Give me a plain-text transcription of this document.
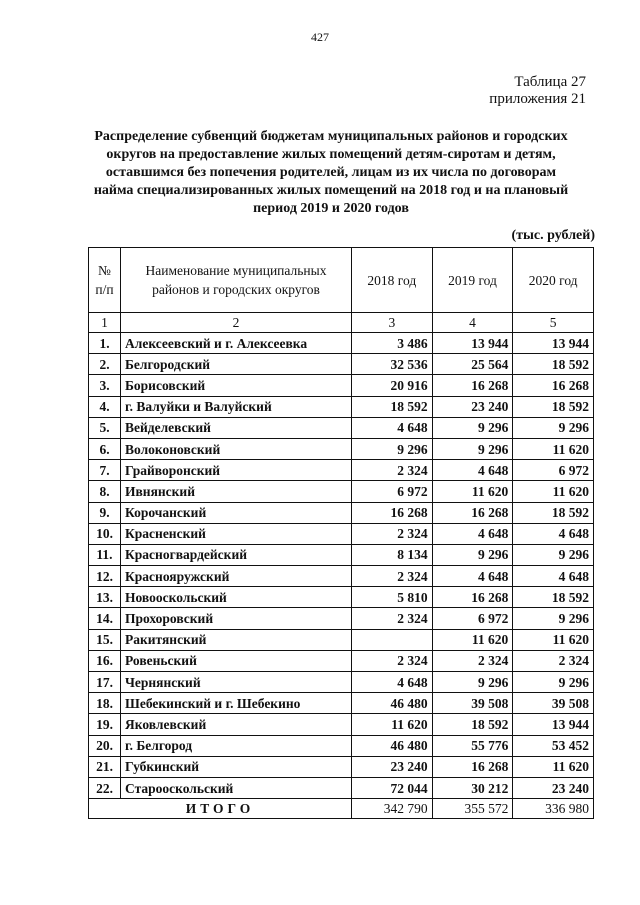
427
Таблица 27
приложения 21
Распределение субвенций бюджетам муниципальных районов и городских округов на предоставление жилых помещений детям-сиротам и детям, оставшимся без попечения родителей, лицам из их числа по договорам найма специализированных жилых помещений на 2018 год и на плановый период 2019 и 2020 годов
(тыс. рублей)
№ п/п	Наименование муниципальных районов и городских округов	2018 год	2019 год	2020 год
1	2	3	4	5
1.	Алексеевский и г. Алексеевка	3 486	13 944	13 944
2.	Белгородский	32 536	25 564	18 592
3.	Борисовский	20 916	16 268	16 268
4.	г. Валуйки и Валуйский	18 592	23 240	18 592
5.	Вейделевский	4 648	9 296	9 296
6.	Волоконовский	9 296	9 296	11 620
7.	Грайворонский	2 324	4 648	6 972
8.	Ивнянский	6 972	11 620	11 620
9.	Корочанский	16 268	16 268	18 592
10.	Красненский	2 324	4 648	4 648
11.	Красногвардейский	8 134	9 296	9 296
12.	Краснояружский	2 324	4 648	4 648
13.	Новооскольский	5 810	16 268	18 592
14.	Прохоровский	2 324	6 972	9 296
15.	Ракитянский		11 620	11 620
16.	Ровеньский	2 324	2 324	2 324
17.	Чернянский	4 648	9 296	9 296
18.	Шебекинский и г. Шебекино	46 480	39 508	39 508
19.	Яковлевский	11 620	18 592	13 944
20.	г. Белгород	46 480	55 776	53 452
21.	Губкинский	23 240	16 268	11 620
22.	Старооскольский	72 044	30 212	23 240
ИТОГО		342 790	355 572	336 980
☆ ☆ ☆ ☆
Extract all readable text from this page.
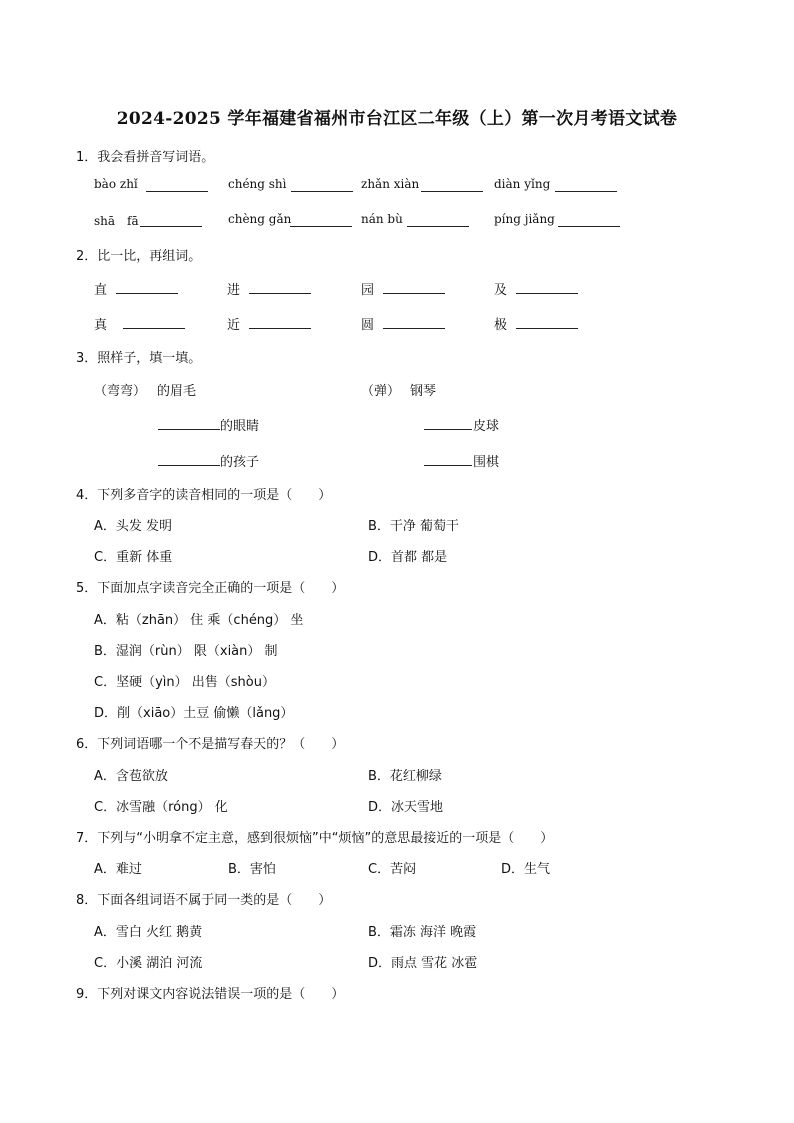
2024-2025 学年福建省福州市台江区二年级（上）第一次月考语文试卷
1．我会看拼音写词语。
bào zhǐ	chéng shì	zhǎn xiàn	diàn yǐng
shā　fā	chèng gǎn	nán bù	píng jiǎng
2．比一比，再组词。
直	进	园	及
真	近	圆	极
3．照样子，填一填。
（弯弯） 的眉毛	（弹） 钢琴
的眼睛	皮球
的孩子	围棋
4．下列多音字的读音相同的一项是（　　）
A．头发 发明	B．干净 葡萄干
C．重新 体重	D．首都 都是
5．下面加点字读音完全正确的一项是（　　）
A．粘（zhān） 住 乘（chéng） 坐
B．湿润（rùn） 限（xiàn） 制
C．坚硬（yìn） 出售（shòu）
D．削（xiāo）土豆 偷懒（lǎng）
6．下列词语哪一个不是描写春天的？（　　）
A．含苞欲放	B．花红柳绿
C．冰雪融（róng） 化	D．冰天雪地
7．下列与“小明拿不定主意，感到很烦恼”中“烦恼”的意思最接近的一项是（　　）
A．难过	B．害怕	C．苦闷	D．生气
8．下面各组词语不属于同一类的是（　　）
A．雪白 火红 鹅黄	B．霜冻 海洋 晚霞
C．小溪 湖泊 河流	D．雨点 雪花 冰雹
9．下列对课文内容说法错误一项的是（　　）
☆ ☆ ☆ ☆
Copy each line holding the word "муниципальных" from the listing above.

The completed task.
Распределение субвенций бюджетам муниципальных районов и городских округов на предоставление жилых помещений детям-сиротам и детям, оставшимся без попечения родителей, лицам из их числа по договорам найма специализированных жилых помещений на 2018 год и на плановый период 2019 и 2020 годов
№ п/п	Наименование муниципальных районов и городских округов	2018 год	2019 год	2020 год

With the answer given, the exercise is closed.